## WHAT THIS TASK INVOLVES
In the entries that follow, how many lines contain "суставах"? Answer with the number only.

## DATA SUPPLIED
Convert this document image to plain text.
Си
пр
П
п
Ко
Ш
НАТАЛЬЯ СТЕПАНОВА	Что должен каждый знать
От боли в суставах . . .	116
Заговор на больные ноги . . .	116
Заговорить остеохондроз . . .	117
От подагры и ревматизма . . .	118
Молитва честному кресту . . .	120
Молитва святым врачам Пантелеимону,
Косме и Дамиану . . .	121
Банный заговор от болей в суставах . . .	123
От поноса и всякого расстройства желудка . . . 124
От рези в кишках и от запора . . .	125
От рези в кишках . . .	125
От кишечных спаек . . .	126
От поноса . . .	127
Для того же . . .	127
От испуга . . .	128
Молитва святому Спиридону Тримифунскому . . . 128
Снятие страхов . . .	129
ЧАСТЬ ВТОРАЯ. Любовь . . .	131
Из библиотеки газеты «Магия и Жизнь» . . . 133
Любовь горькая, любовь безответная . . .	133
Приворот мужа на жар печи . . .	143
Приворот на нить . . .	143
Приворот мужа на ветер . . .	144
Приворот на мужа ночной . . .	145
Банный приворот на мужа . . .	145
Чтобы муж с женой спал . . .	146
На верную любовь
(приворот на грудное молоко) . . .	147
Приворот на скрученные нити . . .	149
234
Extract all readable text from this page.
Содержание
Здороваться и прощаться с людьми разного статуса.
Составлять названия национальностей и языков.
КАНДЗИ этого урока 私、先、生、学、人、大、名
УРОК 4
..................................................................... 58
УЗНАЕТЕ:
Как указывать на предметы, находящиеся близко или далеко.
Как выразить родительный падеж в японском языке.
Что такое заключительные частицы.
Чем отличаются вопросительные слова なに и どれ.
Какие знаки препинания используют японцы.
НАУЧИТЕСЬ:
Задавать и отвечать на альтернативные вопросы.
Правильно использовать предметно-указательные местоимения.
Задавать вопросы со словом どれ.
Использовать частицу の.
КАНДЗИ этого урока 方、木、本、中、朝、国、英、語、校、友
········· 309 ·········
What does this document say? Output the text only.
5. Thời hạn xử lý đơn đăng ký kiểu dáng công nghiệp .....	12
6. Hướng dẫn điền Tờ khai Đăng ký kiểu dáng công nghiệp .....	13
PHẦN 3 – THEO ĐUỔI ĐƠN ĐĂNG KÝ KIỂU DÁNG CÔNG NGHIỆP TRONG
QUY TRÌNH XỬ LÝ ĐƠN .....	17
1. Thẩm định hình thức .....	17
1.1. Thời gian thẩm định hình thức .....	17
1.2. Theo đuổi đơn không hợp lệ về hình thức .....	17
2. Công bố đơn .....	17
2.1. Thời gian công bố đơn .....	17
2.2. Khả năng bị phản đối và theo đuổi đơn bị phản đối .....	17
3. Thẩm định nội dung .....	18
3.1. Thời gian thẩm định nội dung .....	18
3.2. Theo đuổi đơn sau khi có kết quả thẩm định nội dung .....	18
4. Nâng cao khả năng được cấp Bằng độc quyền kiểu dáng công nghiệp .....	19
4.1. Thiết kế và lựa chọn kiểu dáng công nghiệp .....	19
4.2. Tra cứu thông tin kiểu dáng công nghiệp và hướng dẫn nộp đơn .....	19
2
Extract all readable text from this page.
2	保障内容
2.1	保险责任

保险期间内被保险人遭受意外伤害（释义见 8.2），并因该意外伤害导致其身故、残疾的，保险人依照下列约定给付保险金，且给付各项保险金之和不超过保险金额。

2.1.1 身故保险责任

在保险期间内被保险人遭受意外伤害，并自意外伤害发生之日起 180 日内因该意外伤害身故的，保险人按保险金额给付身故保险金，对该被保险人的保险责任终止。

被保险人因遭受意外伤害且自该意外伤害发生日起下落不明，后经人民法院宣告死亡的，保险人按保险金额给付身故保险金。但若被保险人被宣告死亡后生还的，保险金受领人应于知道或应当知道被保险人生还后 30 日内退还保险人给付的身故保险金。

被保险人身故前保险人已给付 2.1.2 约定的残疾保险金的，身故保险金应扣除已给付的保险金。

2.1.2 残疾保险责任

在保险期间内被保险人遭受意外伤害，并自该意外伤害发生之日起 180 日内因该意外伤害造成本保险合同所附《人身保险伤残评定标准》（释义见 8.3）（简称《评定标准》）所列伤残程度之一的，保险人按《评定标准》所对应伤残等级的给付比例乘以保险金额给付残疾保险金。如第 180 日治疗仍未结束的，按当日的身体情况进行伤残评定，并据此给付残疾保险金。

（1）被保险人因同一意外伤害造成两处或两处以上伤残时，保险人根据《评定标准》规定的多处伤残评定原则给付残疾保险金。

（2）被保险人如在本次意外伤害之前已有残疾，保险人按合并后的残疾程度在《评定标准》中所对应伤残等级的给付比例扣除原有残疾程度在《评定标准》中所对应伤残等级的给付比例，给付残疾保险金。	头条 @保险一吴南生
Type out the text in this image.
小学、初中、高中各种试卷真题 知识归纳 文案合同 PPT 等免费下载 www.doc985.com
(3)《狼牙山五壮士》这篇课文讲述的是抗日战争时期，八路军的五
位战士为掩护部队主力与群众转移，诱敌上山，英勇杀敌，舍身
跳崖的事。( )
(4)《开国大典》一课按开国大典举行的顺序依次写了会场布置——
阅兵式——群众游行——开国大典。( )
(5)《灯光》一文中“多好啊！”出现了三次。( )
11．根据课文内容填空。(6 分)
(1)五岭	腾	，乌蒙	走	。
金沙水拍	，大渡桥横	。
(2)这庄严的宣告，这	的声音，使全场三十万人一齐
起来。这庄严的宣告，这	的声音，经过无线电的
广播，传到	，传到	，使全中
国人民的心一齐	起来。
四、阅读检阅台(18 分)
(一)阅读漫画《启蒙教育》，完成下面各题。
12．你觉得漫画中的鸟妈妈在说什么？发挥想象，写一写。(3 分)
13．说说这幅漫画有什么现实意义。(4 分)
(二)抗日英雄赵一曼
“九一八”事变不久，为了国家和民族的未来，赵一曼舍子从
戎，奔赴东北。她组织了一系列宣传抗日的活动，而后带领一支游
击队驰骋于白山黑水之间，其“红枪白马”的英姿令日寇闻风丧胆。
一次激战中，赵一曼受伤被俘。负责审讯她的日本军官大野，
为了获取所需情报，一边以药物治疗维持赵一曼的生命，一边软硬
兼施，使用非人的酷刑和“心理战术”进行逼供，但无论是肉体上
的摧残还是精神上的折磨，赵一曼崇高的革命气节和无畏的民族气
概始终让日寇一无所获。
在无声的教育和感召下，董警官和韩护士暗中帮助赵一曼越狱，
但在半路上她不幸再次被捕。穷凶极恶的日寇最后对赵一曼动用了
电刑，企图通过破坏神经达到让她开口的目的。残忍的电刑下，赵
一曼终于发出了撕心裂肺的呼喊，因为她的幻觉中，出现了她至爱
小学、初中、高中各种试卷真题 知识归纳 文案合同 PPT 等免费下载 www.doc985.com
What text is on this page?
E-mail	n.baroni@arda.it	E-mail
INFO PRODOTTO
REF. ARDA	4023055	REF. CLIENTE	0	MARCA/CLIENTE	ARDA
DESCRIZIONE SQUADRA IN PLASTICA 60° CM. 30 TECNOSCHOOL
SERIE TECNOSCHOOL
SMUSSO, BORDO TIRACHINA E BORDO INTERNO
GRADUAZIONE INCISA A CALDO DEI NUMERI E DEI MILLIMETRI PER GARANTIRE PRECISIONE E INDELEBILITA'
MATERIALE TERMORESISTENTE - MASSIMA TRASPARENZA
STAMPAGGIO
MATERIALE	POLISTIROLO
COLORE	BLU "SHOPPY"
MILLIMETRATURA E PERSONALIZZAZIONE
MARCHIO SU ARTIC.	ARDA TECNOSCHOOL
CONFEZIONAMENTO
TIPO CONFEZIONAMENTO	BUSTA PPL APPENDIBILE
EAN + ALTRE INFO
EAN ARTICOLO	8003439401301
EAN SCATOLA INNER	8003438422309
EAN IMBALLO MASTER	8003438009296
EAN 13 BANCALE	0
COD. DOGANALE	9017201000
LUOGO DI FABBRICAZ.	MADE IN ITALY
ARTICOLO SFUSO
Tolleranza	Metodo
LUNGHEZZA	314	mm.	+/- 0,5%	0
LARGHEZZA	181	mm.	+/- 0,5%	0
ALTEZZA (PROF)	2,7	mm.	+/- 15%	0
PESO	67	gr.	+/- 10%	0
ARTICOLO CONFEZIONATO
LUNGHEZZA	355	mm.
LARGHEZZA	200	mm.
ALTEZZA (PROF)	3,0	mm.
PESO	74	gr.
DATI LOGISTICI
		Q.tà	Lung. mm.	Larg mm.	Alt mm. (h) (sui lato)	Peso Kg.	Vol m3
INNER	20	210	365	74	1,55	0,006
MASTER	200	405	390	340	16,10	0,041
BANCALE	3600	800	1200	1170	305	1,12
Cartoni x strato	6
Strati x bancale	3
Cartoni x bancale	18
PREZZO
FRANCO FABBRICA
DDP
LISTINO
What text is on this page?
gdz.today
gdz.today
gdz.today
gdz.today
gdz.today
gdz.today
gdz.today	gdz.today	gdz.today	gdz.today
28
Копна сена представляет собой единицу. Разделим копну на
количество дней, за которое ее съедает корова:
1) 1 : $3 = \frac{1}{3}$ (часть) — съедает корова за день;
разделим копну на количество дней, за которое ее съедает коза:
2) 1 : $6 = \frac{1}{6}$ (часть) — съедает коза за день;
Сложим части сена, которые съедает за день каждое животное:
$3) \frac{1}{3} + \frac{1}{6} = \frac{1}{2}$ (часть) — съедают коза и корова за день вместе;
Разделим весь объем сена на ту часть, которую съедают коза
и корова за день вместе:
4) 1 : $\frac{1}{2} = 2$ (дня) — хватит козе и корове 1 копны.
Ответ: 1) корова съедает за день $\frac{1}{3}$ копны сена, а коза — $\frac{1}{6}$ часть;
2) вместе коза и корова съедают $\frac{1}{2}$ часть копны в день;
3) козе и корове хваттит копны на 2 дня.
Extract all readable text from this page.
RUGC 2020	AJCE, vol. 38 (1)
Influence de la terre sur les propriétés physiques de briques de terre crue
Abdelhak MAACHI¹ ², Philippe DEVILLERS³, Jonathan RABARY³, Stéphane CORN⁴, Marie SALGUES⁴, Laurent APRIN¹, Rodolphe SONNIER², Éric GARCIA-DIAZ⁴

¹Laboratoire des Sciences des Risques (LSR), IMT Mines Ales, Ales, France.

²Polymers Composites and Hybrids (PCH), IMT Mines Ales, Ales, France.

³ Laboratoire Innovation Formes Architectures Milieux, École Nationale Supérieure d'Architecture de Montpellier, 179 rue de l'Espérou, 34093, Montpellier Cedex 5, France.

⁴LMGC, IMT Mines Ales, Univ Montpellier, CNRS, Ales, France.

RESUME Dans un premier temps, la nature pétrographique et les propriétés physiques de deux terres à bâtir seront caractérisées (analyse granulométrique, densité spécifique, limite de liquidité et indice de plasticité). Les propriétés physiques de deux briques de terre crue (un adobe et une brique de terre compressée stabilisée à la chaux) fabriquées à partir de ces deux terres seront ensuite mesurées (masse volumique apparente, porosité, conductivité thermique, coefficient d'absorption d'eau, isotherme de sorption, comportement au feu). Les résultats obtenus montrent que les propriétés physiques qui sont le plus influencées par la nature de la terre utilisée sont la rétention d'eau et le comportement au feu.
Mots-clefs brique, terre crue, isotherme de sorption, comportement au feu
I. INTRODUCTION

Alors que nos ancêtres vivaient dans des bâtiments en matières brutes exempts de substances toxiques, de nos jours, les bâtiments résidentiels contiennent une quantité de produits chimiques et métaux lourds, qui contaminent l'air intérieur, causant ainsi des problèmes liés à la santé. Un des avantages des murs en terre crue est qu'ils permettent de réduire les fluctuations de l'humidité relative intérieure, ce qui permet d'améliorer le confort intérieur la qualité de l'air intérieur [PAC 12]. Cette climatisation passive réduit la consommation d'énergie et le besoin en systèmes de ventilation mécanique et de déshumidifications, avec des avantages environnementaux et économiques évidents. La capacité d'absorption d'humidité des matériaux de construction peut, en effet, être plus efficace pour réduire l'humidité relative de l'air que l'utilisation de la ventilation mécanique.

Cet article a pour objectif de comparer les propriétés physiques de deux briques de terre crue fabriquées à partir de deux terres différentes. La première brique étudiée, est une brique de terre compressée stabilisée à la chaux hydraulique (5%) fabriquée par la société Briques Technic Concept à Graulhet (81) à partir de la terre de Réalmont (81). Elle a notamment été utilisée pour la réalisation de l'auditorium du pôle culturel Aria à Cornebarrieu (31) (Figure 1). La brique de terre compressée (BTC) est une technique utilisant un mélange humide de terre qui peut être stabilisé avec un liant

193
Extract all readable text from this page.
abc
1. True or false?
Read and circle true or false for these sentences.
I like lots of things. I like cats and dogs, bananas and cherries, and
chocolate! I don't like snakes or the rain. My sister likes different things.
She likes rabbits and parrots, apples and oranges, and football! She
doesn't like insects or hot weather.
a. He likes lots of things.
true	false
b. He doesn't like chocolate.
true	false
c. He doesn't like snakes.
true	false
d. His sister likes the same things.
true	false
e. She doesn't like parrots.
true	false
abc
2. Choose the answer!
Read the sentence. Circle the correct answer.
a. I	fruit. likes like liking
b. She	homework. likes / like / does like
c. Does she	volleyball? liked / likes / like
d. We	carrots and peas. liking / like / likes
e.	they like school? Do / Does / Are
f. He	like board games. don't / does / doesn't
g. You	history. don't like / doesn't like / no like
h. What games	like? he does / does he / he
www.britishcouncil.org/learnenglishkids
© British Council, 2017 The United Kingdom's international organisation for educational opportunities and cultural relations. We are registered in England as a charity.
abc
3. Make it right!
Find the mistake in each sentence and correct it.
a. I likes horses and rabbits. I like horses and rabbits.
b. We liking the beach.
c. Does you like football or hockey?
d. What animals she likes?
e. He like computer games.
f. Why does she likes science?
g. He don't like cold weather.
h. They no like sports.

## SOLUTION TO THE EXERCISE
2